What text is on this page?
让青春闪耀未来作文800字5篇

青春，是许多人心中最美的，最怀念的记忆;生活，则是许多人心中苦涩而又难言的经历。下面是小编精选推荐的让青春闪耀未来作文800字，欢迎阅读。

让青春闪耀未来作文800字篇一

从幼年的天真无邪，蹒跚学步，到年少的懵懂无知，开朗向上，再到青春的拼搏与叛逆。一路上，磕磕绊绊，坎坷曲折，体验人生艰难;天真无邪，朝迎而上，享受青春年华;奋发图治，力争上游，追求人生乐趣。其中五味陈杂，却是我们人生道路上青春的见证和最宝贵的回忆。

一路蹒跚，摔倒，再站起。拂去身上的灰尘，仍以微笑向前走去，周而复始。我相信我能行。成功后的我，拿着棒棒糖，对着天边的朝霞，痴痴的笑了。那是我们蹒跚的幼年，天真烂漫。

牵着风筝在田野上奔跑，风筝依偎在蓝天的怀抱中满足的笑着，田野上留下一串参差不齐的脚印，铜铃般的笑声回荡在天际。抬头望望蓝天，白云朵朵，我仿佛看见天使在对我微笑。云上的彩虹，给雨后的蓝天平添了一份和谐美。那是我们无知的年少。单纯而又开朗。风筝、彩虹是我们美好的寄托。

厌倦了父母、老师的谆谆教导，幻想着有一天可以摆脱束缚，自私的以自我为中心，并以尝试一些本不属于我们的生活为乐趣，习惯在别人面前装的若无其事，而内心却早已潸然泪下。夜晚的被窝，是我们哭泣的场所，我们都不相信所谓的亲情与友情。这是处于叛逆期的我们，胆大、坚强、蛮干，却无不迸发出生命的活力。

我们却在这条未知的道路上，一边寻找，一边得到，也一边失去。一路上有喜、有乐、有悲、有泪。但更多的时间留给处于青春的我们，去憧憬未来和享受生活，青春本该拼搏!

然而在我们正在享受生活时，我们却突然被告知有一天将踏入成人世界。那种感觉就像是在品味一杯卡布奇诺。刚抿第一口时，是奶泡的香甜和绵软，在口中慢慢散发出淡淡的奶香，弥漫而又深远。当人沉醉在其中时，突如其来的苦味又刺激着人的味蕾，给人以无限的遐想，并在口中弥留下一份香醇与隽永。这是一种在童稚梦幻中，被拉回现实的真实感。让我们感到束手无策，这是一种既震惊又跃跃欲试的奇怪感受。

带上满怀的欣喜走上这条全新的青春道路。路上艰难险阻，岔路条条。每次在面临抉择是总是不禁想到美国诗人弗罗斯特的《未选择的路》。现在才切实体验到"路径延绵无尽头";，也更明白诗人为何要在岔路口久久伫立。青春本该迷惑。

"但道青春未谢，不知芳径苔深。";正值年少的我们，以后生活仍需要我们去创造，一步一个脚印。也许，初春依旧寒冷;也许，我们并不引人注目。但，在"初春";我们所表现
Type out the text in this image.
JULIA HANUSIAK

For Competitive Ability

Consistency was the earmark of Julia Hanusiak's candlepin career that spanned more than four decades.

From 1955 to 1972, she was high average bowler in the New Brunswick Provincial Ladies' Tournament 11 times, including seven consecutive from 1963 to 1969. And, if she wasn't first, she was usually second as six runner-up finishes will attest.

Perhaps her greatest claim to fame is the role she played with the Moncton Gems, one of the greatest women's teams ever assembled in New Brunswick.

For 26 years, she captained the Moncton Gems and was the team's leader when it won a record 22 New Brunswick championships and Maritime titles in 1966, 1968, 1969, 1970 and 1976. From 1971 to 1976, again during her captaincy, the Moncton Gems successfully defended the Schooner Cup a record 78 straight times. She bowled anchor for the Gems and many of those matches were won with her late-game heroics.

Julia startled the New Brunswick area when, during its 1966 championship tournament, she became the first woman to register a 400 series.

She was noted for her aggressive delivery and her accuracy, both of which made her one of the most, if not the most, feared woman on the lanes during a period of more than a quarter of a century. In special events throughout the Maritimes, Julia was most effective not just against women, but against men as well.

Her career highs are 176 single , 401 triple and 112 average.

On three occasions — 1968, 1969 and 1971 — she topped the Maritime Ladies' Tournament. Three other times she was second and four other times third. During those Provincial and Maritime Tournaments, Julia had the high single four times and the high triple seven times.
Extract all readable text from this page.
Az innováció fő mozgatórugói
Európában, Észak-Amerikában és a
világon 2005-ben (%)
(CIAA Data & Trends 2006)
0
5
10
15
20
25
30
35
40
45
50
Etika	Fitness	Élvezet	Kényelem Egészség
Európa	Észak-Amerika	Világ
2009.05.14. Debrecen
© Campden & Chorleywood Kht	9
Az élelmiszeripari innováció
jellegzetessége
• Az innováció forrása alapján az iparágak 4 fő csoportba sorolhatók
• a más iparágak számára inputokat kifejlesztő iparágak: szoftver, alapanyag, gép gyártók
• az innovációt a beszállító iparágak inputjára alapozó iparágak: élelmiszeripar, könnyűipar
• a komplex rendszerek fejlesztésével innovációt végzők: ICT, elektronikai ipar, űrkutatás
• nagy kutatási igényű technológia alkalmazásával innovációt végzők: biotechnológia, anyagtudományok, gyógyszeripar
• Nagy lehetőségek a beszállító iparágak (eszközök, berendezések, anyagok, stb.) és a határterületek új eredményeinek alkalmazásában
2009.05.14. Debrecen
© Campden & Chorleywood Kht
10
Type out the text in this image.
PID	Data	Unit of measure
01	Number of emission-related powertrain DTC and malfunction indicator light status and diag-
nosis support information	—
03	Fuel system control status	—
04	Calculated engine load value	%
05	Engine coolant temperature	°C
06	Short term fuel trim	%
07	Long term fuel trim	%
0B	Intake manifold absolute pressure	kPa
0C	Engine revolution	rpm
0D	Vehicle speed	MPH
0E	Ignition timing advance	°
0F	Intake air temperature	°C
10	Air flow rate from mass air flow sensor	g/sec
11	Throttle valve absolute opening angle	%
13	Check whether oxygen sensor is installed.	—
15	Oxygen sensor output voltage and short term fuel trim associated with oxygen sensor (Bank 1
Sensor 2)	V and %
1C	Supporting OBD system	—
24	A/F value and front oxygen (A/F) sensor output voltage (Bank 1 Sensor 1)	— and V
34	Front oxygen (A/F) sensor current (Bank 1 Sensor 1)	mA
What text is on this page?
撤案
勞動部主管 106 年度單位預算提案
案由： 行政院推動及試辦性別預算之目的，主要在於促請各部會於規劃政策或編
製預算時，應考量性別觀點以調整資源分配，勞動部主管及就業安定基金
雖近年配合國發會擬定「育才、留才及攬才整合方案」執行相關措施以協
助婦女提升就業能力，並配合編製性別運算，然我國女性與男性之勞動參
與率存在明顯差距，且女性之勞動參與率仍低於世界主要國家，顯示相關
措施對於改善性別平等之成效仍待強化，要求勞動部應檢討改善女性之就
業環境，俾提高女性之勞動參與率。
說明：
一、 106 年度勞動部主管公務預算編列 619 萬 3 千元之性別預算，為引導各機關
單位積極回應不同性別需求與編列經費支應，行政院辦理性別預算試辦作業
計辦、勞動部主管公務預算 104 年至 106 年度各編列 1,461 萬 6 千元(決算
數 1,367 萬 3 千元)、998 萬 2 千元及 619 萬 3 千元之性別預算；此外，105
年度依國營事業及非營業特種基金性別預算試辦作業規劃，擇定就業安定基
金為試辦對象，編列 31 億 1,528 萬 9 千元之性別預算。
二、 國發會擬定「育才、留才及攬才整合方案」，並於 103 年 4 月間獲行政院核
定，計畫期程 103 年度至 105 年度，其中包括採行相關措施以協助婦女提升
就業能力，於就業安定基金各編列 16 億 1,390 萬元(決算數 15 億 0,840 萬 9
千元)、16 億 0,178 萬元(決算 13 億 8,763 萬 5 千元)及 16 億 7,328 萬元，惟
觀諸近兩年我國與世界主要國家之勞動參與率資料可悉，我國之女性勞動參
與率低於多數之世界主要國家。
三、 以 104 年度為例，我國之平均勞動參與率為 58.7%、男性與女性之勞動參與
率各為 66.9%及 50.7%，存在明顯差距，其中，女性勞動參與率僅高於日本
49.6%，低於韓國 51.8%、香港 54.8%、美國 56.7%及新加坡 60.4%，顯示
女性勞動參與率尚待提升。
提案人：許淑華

- Task prompt -
Within the records above, how many lines include the word "status"? State the number by itself.

- Answer in full -
2